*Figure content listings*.
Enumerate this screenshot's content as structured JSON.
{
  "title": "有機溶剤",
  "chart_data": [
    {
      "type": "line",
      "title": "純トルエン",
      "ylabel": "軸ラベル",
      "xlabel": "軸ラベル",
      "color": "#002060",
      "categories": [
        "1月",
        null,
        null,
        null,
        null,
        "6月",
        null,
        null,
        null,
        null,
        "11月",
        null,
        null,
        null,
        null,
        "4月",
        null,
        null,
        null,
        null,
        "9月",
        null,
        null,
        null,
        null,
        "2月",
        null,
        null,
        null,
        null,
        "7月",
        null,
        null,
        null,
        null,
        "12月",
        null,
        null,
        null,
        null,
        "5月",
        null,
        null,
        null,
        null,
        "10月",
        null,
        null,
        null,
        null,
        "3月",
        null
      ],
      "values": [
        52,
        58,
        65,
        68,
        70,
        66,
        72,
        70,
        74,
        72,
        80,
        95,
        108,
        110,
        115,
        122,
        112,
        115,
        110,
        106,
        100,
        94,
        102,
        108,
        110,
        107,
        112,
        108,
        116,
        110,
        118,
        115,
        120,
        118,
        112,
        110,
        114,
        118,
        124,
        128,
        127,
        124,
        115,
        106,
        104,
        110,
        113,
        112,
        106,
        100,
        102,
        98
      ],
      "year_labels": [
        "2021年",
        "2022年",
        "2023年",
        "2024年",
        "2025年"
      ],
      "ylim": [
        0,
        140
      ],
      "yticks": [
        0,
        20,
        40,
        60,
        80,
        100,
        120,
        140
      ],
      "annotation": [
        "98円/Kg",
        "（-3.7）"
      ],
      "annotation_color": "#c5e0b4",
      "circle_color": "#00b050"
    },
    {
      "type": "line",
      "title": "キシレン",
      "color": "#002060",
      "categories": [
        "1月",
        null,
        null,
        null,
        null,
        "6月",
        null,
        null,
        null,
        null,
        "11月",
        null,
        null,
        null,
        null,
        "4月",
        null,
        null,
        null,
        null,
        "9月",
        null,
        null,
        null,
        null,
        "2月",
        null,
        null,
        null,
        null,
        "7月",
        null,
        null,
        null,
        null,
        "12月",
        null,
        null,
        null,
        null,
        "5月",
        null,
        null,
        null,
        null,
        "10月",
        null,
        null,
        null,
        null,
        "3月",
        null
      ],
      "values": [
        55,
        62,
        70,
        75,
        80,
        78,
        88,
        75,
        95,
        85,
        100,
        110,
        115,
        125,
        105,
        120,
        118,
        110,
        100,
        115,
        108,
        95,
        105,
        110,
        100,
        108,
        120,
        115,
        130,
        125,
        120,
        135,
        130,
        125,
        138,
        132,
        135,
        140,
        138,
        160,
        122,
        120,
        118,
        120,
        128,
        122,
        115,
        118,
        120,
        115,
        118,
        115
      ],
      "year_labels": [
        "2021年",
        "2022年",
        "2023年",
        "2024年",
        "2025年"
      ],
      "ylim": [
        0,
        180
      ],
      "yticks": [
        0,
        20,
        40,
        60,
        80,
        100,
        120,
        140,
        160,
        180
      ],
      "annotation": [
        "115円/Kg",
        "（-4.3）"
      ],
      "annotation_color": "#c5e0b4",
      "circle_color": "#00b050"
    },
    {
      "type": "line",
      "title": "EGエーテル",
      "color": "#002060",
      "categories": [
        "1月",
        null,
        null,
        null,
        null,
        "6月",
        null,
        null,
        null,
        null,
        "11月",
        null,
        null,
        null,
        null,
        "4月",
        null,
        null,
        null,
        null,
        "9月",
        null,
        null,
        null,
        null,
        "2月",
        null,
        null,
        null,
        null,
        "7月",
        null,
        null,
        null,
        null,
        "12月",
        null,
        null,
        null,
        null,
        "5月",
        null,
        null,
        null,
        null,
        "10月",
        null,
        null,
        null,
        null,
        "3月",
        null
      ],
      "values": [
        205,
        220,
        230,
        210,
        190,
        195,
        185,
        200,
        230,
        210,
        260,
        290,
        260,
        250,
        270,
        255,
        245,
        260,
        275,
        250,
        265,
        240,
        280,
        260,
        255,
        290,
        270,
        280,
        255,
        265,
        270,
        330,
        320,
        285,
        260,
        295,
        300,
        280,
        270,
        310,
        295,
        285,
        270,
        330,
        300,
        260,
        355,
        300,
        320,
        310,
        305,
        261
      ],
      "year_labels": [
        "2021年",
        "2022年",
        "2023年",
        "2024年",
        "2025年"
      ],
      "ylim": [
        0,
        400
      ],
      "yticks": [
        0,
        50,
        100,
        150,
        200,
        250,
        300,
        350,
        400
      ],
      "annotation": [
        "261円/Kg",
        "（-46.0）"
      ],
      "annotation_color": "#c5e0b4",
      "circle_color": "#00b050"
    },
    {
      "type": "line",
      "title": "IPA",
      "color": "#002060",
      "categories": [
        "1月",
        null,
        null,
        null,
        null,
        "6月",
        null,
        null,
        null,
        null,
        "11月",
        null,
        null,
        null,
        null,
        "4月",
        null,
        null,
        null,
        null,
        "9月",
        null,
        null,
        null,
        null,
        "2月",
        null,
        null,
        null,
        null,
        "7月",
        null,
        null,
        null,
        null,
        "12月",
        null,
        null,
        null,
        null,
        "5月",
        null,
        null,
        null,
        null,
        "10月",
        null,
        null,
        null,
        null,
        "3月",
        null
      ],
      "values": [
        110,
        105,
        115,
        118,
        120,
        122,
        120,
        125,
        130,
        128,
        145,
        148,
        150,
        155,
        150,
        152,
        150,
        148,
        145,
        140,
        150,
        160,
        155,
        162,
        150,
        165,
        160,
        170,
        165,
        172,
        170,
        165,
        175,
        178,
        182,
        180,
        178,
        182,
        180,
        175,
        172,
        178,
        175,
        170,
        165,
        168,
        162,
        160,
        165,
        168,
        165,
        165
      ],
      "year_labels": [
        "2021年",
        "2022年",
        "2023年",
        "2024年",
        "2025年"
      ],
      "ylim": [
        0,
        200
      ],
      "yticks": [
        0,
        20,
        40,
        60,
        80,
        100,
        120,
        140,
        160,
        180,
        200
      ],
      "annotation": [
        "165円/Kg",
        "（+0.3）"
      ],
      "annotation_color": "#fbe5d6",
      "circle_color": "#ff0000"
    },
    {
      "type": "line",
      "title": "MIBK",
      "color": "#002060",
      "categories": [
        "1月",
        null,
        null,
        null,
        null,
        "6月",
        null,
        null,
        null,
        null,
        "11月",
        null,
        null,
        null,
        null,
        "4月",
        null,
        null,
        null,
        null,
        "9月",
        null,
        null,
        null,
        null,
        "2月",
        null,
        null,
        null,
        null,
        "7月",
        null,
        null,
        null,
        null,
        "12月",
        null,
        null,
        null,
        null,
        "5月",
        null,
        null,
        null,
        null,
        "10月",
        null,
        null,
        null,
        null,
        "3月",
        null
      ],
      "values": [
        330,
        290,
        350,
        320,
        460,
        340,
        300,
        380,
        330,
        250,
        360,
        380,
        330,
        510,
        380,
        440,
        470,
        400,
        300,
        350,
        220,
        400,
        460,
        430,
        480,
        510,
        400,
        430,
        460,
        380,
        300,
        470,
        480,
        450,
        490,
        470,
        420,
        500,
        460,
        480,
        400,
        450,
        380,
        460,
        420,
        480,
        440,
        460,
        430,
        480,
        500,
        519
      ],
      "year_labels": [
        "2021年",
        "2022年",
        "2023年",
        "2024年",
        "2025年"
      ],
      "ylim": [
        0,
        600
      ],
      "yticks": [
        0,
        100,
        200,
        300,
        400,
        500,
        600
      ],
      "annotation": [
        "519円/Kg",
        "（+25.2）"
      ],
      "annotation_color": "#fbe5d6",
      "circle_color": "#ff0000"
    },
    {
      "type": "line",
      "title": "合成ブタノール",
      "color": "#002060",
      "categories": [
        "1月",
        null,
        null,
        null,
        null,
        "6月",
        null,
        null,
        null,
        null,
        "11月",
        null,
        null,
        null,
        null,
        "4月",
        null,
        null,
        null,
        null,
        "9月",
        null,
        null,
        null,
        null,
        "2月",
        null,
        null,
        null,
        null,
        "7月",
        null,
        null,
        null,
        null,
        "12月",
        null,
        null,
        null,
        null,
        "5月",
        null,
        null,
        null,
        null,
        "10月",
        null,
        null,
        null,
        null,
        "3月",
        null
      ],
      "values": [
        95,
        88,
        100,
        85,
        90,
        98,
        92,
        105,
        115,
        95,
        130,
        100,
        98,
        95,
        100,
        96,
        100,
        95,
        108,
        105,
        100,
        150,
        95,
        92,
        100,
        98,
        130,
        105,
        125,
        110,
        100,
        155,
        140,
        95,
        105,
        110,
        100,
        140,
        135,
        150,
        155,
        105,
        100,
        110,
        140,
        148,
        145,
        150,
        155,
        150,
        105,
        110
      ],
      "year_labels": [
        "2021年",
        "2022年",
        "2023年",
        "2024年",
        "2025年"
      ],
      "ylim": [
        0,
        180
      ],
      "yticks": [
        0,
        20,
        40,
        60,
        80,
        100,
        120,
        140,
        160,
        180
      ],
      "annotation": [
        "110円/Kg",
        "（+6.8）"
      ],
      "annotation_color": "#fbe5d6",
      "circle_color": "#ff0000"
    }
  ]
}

*TASK OBJECTIVE*. In the records above, locate the lines holding the word "title". Copy each of them.

*RESPONSE BELOW*.
  "title": "有機溶剤",
      "title": "純トルエン",
      "title": "キシレン",
      "title": "EGエーテル",
      "title": "IPA",
      "title": "MIBK",
      "title": "合成ブタノール",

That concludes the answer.